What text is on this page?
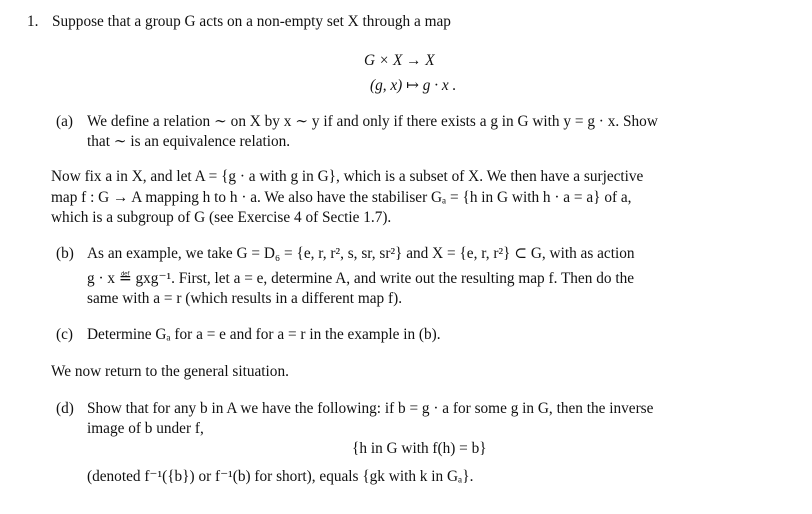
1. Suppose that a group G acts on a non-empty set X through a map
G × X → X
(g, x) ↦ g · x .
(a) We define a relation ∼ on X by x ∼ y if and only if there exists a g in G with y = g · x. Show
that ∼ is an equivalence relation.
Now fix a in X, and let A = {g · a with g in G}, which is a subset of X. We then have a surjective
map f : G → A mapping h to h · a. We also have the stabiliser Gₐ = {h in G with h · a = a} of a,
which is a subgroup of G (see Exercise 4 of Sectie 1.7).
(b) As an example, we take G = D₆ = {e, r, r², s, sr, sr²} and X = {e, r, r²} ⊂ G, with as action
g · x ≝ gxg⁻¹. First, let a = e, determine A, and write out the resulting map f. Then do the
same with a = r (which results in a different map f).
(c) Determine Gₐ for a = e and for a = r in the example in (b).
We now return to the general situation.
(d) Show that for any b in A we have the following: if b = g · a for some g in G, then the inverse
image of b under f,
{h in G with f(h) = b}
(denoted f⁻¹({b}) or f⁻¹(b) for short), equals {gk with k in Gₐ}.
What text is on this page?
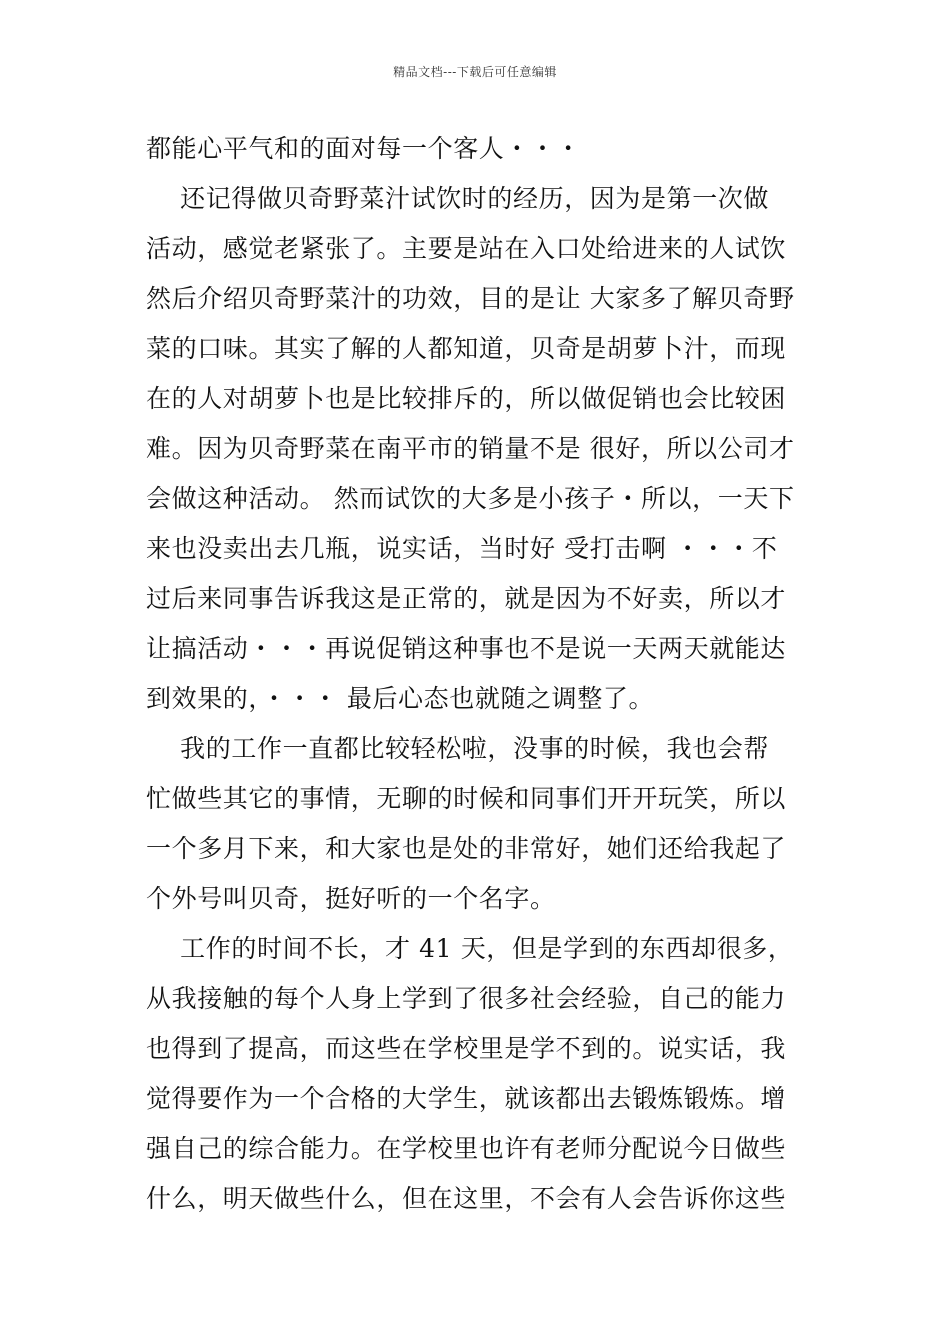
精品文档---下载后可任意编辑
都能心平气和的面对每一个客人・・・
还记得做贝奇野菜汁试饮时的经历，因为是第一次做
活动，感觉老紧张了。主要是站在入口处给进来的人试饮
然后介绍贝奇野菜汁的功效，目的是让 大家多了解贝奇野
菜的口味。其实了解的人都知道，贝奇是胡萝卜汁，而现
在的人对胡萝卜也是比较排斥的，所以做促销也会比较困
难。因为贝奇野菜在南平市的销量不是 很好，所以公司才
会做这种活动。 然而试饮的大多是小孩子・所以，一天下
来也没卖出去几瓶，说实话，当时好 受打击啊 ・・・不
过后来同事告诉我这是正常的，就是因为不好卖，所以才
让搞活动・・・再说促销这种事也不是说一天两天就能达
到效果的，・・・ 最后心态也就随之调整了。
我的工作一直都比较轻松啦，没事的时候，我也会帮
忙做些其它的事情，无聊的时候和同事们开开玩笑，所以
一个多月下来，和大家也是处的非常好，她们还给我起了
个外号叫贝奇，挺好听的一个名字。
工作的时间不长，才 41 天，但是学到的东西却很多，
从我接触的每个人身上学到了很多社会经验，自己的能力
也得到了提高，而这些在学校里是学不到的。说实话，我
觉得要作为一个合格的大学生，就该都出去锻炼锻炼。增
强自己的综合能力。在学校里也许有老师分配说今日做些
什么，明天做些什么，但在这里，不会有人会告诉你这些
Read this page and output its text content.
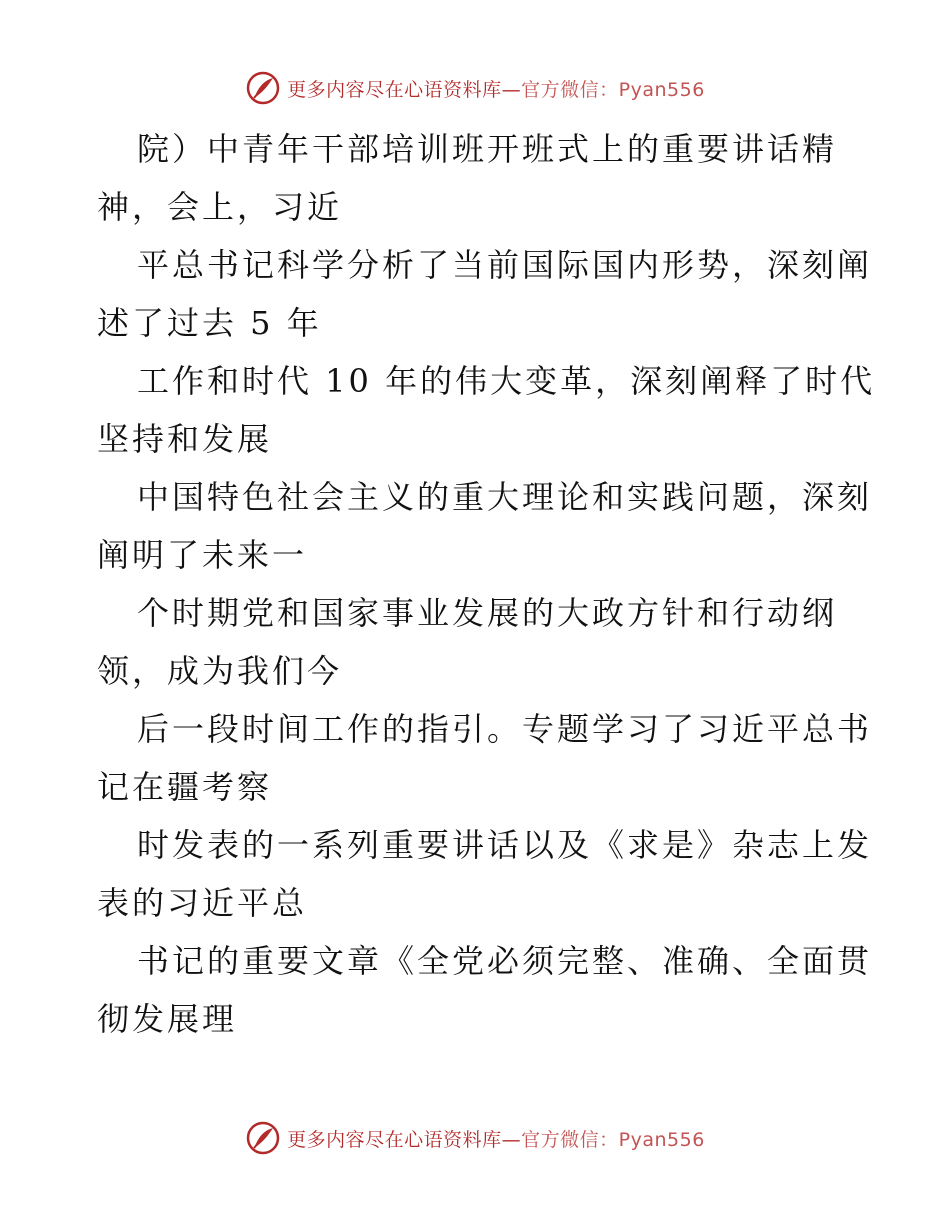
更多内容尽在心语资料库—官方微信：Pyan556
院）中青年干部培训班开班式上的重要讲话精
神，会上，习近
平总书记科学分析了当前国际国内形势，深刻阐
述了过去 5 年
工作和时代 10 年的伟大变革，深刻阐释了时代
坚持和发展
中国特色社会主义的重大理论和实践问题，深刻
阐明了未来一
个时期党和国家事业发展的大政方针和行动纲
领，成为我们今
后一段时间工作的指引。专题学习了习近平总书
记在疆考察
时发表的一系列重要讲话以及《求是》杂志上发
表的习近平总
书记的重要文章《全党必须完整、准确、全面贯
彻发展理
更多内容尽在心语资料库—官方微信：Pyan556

= = = = = = =

Output every entry verbatim. Pictures do not belong in the copy.

WRITTEN ANSWER:
What text is on this page?
1. Suppose that a group G acts on a non-empty set X through a map
G × X → X
(g, x) ↦ g · x .
(a) We define a relation ∼ on X by x ∼ y if and only if there exists a g in G with y = g · x. Show
that ∼ is an equivalence relation.
Now fix a in X, and let A = {g · a with g in G}, which is a subset of X. We then have a surjective
map f : G → A mapping h to h · a. We also have the stabiliser Gₐ = {h in G with h · a = a} of a,
which is a subgroup of G (see Exercise 4 of Sectie 1.7).
(b) As an example, we take G = D₆ = {e, r, r², s, sr, sr²} and X = {e, r, r²} ⊂ G, with as action
g · x ≝ gxg⁻¹. First, let a = e, determine A, and write out the resulting map f. Then do the
same with a = r (which results in a different map f).
(c) Determine Gₐ for a = e and for a = r in the example in (b).
We now return to the general situation.
(d) Show that for any b in A we have the following: if b = g · a for some g in G, then the inverse
image of b under f,
{h in G with f(h) = b}
(denoted f⁻¹({b}) or f⁻¹(b) for short), equals {gk with k in Gₐ}.
What text is on this page?
精品文档---下载后可任意编辑
都能心平气和的面对每一个客人・・・
还记得做贝奇野菜汁试饮时的经历，因为是第一次做
活动，感觉老紧张了。主要是站在入口处给进来的人试饮
然后介绍贝奇野菜汁的功效，目的是让 大家多了解贝奇野
菜的口味。其实了解的人都知道，贝奇是胡萝卜汁，而现
在的人对胡萝卜也是比较排斥的，所以做促销也会比较困
难。因为贝奇野菜在南平市的销量不是 很好，所以公司才
会做这种活动。 然而试饮的大多是小孩子・所以，一天下
来也没卖出去几瓶，说实话，当时好 受打击啊 ・・・不
过后来同事告诉我这是正常的，就是因为不好卖，所以才
让搞活动・・・再说促销这种事也不是说一天两天就能达
到效果的，・・・ 最后心态也就随之调整了。
我的工作一直都比较轻松啦，没事的时候，我也会帮
忙做些其它的事情，无聊的时候和同事们开开玩笑，所以
一个多月下来，和大家也是处的非常好，她们还给我起了
个外号叫贝奇，挺好听的一个名字。
工作的时间不长，才 41 天，但是学到的东西却很多，
从我接触的每个人身上学到了很多社会经验，自己的能力
也得到了提高，而这些在学校里是学不到的。说实话，我
觉得要作为一个合格的大学生，就该都出去锻炼锻炼。增
强自己的综合能力。在学校里也许有老师分配说今日做些
什么，明天做些什么，但在这里，不会有人会告诉你这些
Read this page and output its text content.
更多内容尽在心语资料库—官方微信：Pyan556
院）中青年干部培训班开班式上的重要讲话精
神，会上，习近
平总书记科学分析了当前国际国内形势，深刻阐
述了过去 5 年
工作和时代 10 年的伟大变革，深刻阐释了时代
坚持和发展
中国特色社会主义的重大理论和实践问题，深刻
阐明了未来一
个时期党和国家事业发展的大政方针和行动纲
领，成为我们今
后一段时间工作的指引。专题学习了习近平总书
记在疆考察
时发表的一系列重要讲话以及《求是》杂志上发
表的习近平总
书记的重要文章《全党必须完整、准确、全面贯
彻发展理
更多内容尽在心语资料库—官方微信：Pyan556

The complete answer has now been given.